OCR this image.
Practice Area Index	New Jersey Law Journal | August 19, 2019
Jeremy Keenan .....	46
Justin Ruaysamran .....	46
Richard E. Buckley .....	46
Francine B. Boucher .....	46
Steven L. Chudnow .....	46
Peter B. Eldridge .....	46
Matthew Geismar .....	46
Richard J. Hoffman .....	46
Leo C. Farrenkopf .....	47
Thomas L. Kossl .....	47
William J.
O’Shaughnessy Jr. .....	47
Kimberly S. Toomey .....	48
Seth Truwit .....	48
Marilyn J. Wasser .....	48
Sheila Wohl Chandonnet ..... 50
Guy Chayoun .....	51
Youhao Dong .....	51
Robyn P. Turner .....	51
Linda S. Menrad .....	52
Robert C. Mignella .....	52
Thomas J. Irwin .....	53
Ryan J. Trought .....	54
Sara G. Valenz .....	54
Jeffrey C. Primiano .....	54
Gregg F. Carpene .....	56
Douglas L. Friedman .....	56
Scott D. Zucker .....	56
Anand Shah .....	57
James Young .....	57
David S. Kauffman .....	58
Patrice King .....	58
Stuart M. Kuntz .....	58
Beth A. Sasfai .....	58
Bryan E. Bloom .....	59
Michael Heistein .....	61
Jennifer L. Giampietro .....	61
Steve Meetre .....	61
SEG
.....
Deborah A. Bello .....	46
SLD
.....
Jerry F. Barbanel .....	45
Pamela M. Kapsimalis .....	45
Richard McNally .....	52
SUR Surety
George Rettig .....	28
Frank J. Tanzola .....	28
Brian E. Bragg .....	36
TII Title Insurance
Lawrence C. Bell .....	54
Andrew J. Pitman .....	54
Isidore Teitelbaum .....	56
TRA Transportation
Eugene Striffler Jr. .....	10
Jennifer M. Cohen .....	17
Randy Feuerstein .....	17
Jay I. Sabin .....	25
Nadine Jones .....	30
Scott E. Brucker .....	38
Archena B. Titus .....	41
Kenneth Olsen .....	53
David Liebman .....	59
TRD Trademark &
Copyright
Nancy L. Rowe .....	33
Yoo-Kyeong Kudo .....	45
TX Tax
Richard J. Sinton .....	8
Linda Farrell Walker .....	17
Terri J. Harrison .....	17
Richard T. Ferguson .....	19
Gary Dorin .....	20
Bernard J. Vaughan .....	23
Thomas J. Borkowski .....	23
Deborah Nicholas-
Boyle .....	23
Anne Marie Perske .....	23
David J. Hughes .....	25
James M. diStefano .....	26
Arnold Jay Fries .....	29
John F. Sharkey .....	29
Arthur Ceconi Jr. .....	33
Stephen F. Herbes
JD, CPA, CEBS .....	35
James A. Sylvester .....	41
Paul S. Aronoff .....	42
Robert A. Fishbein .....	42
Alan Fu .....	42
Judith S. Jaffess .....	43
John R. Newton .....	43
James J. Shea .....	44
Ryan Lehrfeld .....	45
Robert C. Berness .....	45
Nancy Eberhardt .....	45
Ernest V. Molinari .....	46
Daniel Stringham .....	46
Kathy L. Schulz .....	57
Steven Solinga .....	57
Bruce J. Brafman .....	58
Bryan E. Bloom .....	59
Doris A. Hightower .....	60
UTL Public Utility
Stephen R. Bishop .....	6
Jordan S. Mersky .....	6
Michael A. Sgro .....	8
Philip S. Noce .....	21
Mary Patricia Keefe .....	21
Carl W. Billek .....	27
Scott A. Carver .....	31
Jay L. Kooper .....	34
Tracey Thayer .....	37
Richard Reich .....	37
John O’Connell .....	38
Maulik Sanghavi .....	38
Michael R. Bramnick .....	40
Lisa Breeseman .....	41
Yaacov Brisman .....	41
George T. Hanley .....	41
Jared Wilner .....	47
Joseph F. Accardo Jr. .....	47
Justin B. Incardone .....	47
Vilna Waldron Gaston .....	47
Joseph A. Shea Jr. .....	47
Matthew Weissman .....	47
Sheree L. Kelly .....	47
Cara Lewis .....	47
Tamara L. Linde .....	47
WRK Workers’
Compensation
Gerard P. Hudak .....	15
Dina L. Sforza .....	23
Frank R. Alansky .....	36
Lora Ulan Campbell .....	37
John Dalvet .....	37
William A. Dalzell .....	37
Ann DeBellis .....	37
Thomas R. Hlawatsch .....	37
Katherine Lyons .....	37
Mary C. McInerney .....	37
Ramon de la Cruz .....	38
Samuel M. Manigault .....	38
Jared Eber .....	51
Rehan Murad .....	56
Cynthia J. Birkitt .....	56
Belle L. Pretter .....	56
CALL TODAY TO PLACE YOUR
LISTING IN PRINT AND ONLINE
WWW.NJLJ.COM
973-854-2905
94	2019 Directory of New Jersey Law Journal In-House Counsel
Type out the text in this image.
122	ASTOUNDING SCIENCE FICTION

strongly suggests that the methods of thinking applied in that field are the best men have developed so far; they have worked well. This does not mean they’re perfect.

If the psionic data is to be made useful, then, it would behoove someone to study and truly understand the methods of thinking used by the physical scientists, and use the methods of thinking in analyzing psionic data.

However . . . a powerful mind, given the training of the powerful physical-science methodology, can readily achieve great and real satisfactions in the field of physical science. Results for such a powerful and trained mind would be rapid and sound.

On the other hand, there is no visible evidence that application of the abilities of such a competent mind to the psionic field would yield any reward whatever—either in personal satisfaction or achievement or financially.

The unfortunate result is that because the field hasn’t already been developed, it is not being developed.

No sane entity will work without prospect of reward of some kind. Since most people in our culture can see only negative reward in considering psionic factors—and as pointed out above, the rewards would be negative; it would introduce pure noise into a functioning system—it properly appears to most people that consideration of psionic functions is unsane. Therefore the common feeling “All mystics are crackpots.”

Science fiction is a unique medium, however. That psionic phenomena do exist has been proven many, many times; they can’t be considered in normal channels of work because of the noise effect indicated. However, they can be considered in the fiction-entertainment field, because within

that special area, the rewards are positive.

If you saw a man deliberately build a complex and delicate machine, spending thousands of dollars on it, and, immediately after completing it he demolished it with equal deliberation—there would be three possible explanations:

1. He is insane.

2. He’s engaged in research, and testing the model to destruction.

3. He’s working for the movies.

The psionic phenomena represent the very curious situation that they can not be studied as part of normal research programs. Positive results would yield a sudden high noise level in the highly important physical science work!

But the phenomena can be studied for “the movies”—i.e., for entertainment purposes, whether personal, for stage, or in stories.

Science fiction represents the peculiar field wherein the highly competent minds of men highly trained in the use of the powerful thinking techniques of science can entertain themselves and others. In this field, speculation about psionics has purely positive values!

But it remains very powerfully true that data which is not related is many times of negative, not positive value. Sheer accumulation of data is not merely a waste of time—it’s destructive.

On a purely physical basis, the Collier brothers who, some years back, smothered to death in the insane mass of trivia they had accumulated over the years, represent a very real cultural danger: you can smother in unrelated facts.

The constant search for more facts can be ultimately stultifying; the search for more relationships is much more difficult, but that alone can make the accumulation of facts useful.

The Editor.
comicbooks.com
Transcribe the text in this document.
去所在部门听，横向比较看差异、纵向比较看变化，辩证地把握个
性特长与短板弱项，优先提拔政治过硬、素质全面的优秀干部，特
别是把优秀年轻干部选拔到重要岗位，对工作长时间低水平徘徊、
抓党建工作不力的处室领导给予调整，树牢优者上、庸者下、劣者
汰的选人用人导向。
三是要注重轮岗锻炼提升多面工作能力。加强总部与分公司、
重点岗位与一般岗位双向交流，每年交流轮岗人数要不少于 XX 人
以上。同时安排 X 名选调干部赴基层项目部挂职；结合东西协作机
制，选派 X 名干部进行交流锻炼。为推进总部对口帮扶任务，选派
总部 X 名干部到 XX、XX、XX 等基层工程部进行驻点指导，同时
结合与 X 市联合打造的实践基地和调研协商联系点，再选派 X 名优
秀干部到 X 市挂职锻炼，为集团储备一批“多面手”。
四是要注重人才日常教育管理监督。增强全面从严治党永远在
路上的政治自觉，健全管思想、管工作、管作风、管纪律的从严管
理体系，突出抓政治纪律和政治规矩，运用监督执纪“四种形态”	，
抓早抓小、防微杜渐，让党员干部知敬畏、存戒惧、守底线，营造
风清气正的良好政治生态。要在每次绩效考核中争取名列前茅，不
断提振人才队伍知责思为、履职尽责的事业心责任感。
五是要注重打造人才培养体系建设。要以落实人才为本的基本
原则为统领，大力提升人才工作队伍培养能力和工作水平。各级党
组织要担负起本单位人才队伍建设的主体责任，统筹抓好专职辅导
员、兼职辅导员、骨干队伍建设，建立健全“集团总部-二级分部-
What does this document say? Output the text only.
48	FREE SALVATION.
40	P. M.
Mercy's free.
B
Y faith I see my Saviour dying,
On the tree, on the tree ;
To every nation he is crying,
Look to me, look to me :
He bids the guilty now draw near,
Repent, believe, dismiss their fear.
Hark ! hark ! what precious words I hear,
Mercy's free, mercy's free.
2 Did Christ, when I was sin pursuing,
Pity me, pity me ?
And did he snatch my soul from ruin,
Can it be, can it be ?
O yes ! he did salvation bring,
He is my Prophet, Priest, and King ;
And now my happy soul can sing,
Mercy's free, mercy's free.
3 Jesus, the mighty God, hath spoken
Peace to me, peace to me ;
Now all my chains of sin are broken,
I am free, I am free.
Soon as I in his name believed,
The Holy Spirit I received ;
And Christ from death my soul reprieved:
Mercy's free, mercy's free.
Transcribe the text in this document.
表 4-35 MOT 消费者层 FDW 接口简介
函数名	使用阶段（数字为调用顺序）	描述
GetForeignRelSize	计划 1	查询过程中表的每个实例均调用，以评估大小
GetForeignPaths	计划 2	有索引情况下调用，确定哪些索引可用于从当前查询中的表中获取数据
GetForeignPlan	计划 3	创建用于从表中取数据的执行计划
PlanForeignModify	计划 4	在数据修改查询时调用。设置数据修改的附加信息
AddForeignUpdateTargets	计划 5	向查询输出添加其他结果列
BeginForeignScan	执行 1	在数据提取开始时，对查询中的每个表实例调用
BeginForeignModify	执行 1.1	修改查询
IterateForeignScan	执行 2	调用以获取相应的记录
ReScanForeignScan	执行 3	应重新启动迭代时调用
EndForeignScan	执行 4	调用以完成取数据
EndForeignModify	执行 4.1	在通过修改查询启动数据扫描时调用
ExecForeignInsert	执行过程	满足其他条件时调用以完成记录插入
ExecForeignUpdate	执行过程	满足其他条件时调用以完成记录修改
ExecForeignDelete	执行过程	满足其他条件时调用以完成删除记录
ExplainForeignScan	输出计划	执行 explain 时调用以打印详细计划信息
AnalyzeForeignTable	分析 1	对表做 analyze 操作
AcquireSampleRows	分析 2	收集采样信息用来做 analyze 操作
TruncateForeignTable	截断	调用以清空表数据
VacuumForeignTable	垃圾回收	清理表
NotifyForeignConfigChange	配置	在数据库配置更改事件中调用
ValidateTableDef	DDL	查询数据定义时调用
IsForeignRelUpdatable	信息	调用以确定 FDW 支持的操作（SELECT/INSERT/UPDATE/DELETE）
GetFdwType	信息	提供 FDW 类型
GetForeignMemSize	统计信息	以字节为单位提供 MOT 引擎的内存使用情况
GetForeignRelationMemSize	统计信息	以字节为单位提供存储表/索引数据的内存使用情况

━━━

The request –
Make a copy of each line that contains the string "John".

The solution –
John F. Sharkey .....	29
John R. Newton .....	43
John O’Connell .....	38
John Dalvet .....	37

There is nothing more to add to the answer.